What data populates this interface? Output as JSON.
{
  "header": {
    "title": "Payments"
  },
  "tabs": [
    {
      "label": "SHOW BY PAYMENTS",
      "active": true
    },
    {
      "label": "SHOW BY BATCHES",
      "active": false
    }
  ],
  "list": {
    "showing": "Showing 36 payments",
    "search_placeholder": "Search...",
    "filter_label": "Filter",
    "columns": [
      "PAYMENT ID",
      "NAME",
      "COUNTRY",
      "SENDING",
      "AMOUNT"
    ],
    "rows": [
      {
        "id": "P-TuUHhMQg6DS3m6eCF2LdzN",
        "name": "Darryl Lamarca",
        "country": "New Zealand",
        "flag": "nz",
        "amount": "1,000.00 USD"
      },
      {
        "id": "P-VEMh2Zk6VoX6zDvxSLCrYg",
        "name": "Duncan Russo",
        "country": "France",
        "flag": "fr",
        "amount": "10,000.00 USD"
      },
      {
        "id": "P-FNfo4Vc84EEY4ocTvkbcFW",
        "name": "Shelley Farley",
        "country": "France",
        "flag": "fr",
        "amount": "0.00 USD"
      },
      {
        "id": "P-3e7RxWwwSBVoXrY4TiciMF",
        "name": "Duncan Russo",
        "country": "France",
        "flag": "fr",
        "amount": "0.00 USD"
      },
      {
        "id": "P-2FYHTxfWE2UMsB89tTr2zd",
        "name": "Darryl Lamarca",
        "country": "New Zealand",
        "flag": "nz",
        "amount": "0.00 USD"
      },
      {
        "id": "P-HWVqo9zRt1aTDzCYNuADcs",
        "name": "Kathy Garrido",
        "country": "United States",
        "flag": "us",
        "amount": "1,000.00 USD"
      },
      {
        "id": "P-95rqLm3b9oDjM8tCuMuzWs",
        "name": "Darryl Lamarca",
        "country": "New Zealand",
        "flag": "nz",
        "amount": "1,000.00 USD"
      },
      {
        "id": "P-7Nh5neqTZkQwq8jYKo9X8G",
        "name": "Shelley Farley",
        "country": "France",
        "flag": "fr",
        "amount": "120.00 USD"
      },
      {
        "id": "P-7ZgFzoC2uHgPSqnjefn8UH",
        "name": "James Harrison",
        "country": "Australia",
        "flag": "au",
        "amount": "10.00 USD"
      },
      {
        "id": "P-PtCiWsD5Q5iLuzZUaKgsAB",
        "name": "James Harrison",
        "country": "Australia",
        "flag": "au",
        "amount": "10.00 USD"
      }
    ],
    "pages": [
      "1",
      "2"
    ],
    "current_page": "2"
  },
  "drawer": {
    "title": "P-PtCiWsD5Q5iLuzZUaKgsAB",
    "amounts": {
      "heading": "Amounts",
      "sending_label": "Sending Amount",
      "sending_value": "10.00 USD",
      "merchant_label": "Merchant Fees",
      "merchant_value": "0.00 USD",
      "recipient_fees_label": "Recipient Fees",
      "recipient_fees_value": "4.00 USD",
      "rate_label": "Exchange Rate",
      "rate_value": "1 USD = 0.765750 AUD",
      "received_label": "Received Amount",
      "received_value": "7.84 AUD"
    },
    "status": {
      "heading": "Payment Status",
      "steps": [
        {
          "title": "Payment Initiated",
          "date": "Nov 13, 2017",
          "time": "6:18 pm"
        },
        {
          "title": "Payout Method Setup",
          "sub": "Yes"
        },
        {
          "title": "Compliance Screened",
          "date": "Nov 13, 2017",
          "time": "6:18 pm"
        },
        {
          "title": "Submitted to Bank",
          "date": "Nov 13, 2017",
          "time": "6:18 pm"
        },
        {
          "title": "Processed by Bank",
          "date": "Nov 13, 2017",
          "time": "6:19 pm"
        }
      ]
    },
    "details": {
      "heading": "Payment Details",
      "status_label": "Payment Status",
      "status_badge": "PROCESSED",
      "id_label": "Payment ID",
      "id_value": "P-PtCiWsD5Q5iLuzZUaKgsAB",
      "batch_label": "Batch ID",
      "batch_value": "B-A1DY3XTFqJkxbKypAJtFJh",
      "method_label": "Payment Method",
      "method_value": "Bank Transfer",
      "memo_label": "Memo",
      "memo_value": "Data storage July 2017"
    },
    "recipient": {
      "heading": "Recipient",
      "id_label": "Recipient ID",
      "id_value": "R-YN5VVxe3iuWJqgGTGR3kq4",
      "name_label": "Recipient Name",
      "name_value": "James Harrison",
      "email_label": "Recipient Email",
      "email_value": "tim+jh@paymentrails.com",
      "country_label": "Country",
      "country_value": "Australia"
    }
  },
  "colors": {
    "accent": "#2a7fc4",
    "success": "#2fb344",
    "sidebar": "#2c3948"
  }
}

Stated task:
Every record above needs to be repeated word for word.

Reply:
What data populates this interface? Output as JSON.
{
  "header": {
    "title": "Payments"
  },
  "tabs": [
    {
      "label": "SHOW BY PAYMENTS",
      "active": true
    },
    {
      "label": "SHOW BY BATCHES",
      "active": false
    }
  ],
  "list": {
    "showing": "Showing 36 payments",
    "search_placeholder": "Search...",
    "filter_label": "Filter",
    "columns": [
      "PAYMENT ID",
      "NAME",
      "COUNTRY",
      "SENDING",
      "AMOUNT"
    ],
    "rows": [
      {
        "id": "P-TuUHhMQg6DS3m6eCF2LdzN",
        "name": "Darryl Lamarca",
        "country": "New Zealand",
        "flag": "nz",
        "amount": "1,000.00 USD"
      },
      {
        "id": "P-VEMh2Zk6VoX6zDvxSLCrYg",
        "name": "Duncan Russo",
        "country": "France",
        "flag": "fr",
        "amount": "10,000.00 USD"
      },
      {
        "id": "P-FNfo4Vc84EEY4ocTvkbcFW",
        "name": "Shelley Farley",
        "country": "France",
        "flag": "fr",
        "amount": "0.00 USD"
      },
      {
        "id": "P-3e7RxWwwSBVoXrY4TiciMF",
        "name": "Duncan Russo",
        "country": "France",
        "flag": "fr",
        "amount": "0.00 USD"
      },
      {
        "id": "P-2FYHTxfWE2UMsB89tTr2zd",
        "name": "Darryl Lamarca",
        "country": "New Zealand",
        "flag": "nz",
        "amount": "0.00 USD"
      },
      {
        "id": "P-HWVqo9zRt1aTDzCYNuADcs",
        "name": "Kathy Garrido",
        "country": "United States",
        "flag": "us",
        "amount": "1,000.00 USD"
      },
      {
        "id": "P-95rqLm3b9oDjM8tCuMuzWs",
        "name": "Darryl Lamarca",
        "country": "New Zealand",
        "flag": "nz",
        "amount": "1,000.00 USD"
      },
      {
        "id": "P-7Nh5neqTZkQwq8jYKo9X8G",
        "name": "Shelley Farley",
        "country": "France",
        "flag": "fr",
        "amount": "120.00 USD"
      },
      {
        "id": "P-7ZgFzoC2uHgPSqnjefn8UH",
        "name": "James Harrison",
        "country": "Australia",
        "flag": "au",
        "amount": "10.00 USD"
      },
      {
        "id": "P-PtCiWsD5Q5iLuzZUaKgsAB",
        "name": "James Harrison",
        "country": "Australia",
        "flag": "au",
        "amount": "10.00 USD"
      }
    ],
    "pages": [
      "1",
      "2"
    ],
    "current_page": "2"
  },
  "drawer": {
    "title": "P-PtCiWsD5Q5iLuzZUaKgsAB",
    "amounts": {
      "heading": "Amounts",
      "sending_label": "Sending Amount",
      "sending_value": "10.00 USD",
      "merchant_label": "Merchant Fees",
      "merchant_value": "0.00 USD",
      "recipient_fees_label": "Recipient Fees",
      "recipient_fees_value": "4.00 USD",
      "rate_label": "Exchange Rate",
      "rate_value": "1 USD = 0.765750 AUD",
      "received_label": "Received Amount",
      "received_value": "7.84 AUD"
    },
    "status": {
      "heading": "Payment Status",
      "steps": [
        {
          "title": "Payment Initiated",
          "date": "Nov 13, 2017",
          "time": "6:18 pm"
        },
        {
          "title": "Payout Method Setup",
          "sub": "Yes"
        },
        {
          "title": "Compliance Screened",
          "date": "Nov 13, 2017",
          "time": "6:18 pm"
        },
        {
          "title": "Submitted to Bank",
          "date": "Nov 13, 2017",
          "time": "6:18 pm"
        },
        {
          "title": "Processed by Bank",
          "date": "Nov 13, 2017",
          "time": "6:19 pm"
        }
      ]
    },
    "details": {
      "heading": "Payment Details",
      "status_label": "Payment Status",
      "status_badge": "PROCESSED",
      "id_label": "Payment ID",
      "id_value": "P-PtCiWsD5Q5iLuzZUaKgsAB",
      "batch_label": "Batch ID",
      "batch_value": "B-A1DY3XTFqJkxbKypAJtFJh",
      "method_label": "Payment Method",
      "method_value": "Bank Transfer",
      "memo_label": "Memo",
      "memo_value": "Data storage July 2017"
    },
    "recipient": {
      "heading": "Recipient",
      "id_label": "Recipient ID",
      "id_value": "R-YN5VVxe3iuWJqgGTGR3kq4",
      "name_label": "Recipient Name",
      "name_value": "James Harrison",
      "email_label": "Recipient Email",
      "email_value": "tim+jh@paymentrails.com",
      "country_label": "Country",
      "country_value": "Australia"
    }
  },
  "colors": {
    "accent": "#2a7fc4",
    "success": "#2fb344",
    "sidebar": "#2c3948"
  }
}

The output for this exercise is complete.